··· Records for processing
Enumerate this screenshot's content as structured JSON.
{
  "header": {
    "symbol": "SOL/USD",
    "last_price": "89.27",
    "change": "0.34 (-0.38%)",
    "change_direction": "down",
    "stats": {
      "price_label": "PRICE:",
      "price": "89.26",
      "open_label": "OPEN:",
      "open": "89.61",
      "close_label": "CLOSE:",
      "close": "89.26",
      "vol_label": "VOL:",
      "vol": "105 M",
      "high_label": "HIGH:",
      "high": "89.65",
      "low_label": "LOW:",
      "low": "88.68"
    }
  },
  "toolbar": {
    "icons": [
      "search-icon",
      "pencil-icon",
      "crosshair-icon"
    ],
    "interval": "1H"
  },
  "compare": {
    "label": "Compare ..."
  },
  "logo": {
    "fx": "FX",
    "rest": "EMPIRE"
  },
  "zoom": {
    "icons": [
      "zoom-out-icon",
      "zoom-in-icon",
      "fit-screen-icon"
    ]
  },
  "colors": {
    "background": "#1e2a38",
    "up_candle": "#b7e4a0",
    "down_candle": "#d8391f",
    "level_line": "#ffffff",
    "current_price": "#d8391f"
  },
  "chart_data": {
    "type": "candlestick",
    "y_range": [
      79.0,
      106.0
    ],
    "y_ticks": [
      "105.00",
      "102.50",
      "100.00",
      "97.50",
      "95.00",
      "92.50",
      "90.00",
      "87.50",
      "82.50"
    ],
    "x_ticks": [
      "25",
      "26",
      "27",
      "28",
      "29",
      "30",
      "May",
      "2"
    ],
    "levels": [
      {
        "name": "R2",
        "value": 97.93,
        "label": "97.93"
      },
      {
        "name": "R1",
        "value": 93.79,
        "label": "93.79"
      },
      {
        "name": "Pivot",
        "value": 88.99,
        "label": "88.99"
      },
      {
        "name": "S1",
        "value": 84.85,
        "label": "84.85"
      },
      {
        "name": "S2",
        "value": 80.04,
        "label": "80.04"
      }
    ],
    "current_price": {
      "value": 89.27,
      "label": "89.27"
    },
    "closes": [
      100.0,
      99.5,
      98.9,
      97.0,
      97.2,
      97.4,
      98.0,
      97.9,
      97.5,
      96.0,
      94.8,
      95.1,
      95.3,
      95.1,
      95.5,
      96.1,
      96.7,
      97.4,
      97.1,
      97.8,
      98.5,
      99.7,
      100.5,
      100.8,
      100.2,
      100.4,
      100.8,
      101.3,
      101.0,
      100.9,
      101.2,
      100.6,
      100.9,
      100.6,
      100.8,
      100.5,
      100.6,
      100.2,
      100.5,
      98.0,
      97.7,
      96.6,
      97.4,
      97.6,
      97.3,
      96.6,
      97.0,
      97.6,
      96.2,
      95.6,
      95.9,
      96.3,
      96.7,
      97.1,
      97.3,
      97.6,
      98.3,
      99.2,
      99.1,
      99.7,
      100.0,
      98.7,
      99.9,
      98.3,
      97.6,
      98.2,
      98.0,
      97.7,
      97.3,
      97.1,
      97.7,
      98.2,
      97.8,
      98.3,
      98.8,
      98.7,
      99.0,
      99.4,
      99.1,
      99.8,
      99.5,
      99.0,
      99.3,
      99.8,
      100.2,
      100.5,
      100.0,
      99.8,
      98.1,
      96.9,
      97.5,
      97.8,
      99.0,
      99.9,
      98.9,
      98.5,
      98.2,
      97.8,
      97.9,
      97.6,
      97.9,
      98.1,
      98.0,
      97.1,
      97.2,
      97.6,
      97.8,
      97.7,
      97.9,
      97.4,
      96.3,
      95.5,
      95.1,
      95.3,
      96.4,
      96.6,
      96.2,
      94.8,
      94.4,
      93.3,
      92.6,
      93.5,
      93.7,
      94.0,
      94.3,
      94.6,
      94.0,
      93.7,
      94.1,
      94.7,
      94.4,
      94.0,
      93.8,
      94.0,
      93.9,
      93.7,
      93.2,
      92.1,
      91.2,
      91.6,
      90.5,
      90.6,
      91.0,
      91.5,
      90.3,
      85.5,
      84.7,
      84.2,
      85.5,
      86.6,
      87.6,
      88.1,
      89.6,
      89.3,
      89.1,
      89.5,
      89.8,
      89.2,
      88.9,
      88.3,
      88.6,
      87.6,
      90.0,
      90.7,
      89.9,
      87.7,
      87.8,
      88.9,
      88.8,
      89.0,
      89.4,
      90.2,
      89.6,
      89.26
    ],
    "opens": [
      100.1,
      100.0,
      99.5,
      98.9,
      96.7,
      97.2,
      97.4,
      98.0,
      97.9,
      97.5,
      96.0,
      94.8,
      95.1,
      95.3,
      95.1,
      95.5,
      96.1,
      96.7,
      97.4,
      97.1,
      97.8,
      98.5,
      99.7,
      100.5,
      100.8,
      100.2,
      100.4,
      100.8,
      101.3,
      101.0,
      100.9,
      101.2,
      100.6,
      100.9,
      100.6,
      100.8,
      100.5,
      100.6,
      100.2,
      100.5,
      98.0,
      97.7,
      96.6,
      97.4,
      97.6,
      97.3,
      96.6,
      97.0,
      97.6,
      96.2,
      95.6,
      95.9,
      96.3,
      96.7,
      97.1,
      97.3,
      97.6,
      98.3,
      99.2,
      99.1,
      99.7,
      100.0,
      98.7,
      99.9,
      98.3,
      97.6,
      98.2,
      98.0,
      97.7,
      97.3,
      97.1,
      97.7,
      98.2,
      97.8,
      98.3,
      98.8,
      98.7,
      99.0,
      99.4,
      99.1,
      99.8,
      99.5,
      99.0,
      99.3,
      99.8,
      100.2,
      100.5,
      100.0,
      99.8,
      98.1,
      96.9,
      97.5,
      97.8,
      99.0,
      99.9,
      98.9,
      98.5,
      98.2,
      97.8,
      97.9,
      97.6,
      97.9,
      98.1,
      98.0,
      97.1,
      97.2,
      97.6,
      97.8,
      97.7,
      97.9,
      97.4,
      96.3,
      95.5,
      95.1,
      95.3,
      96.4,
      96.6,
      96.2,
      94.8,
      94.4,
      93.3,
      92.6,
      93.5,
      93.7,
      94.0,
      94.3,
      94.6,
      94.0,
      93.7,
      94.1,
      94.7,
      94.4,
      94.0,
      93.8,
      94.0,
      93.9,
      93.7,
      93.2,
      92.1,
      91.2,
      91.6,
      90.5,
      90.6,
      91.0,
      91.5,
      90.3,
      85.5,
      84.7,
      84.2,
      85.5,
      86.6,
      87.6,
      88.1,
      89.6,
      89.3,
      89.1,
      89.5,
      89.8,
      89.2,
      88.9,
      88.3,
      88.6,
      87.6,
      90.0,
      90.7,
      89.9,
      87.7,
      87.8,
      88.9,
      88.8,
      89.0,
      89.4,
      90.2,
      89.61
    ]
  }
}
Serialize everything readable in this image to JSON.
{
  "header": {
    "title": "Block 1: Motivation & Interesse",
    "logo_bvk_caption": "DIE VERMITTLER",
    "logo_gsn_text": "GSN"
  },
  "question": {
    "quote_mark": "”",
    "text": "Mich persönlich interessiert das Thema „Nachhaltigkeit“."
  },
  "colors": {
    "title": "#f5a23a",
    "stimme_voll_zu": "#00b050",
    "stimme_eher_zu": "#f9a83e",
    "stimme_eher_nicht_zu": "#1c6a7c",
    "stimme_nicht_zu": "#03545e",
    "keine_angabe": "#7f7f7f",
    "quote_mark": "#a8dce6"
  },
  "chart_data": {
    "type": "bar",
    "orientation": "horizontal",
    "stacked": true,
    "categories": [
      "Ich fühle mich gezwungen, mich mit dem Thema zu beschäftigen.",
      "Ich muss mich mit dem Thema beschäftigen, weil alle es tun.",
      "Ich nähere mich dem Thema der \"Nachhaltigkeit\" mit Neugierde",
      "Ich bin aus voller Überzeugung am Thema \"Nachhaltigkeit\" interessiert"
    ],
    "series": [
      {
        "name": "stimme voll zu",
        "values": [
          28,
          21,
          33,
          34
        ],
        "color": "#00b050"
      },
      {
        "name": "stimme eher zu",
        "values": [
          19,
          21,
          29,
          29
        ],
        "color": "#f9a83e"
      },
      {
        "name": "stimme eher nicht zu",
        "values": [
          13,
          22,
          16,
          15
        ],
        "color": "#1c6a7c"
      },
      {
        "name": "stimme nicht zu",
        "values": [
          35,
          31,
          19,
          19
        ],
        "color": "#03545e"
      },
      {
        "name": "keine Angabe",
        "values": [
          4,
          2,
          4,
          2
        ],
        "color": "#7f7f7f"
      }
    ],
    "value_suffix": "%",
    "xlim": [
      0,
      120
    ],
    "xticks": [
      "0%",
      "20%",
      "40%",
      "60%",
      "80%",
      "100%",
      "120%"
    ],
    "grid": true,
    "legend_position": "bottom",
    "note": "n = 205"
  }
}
······
**Set problem:**
Your task is to return, exactly and on their own, the lines from the one containing "Serialize everything readable" through the last line of the listing.

**Task result:**
Serialize everything readable in this image to JSON.
{
  "header": {
    "title": "Block 1: Motivation & Interesse",
    "logo_bvk_caption": "DIE VERMITTLER",
    "logo_gsn_text": "GSN"
  },
  "question": {
    "quote_mark": "”",
    "text": "Mich persönlich interessiert das Thema „Nachhaltigkeit“."
  },
  "colors": {
    "title": "#f5a23a",
    "stimme_voll_zu": "#00b050",
    "stimme_eher_zu": "#f9a83e",
    "stimme_eher_nicht_zu": "#1c6a7c",
    "stimme_nicht_zu": "#03545e",
    "keine_angabe": "#7f7f7f",
    "quote_mark": "#a8dce6"
  },
  "chart_data": {
    "type": "bar",
    "orientation": "horizontal",
    "stacked": true,
    "categories": [
      "Ich fühle mich gezwungen, mich mit dem Thema zu beschäftigen.",
      "Ich muss mich mit dem Thema beschäftigen, weil alle es tun.",
      "Ich nähere mich dem Thema der \"Nachhaltigkeit\" mit Neugierde",
      "Ich bin aus voller Überzeugung am Thema \"Nachhaltigkeit\" interessiert"
    ],
    "series": [
      {
        "name": "stimme voll zu",
        "values": [
          28,
          21,
          33,
          34
        ],
        "color": "#00b050"
      },
      {
        "name": "stimme eher zu",
        "values": [
          19,
          21,
          29,
          29
        ],
        "color": "#f9a83e"
      },
      {
        "name": "stimme eher nicht zu",
        "values": [
          13,
          22,
          16,
          15
        ],
        "color": "#1c6a7c"
      },
      {
        "name": "stimme nicht zu",
        "values": [
          35,
          31,
          19,
          19
        ],
        "color": "#03545e"
      },
      {
        "name": "keine Angabe",
        "values": [
          4,
          2,
          4,
          2
        ],
        "color": "#7f7f7f"
      }
    ],
    "value_suffix": "%",
    "xlim": [
      0,
      120
    ],
    "xticks": [
      "0%",
      "20%",
      "40%",
      "60%",
      "80%",
      "100%",
      "120%"
    ],
    "grid": true,
    "legend_position": "bottom",
    "note": "n = 205"
  }
}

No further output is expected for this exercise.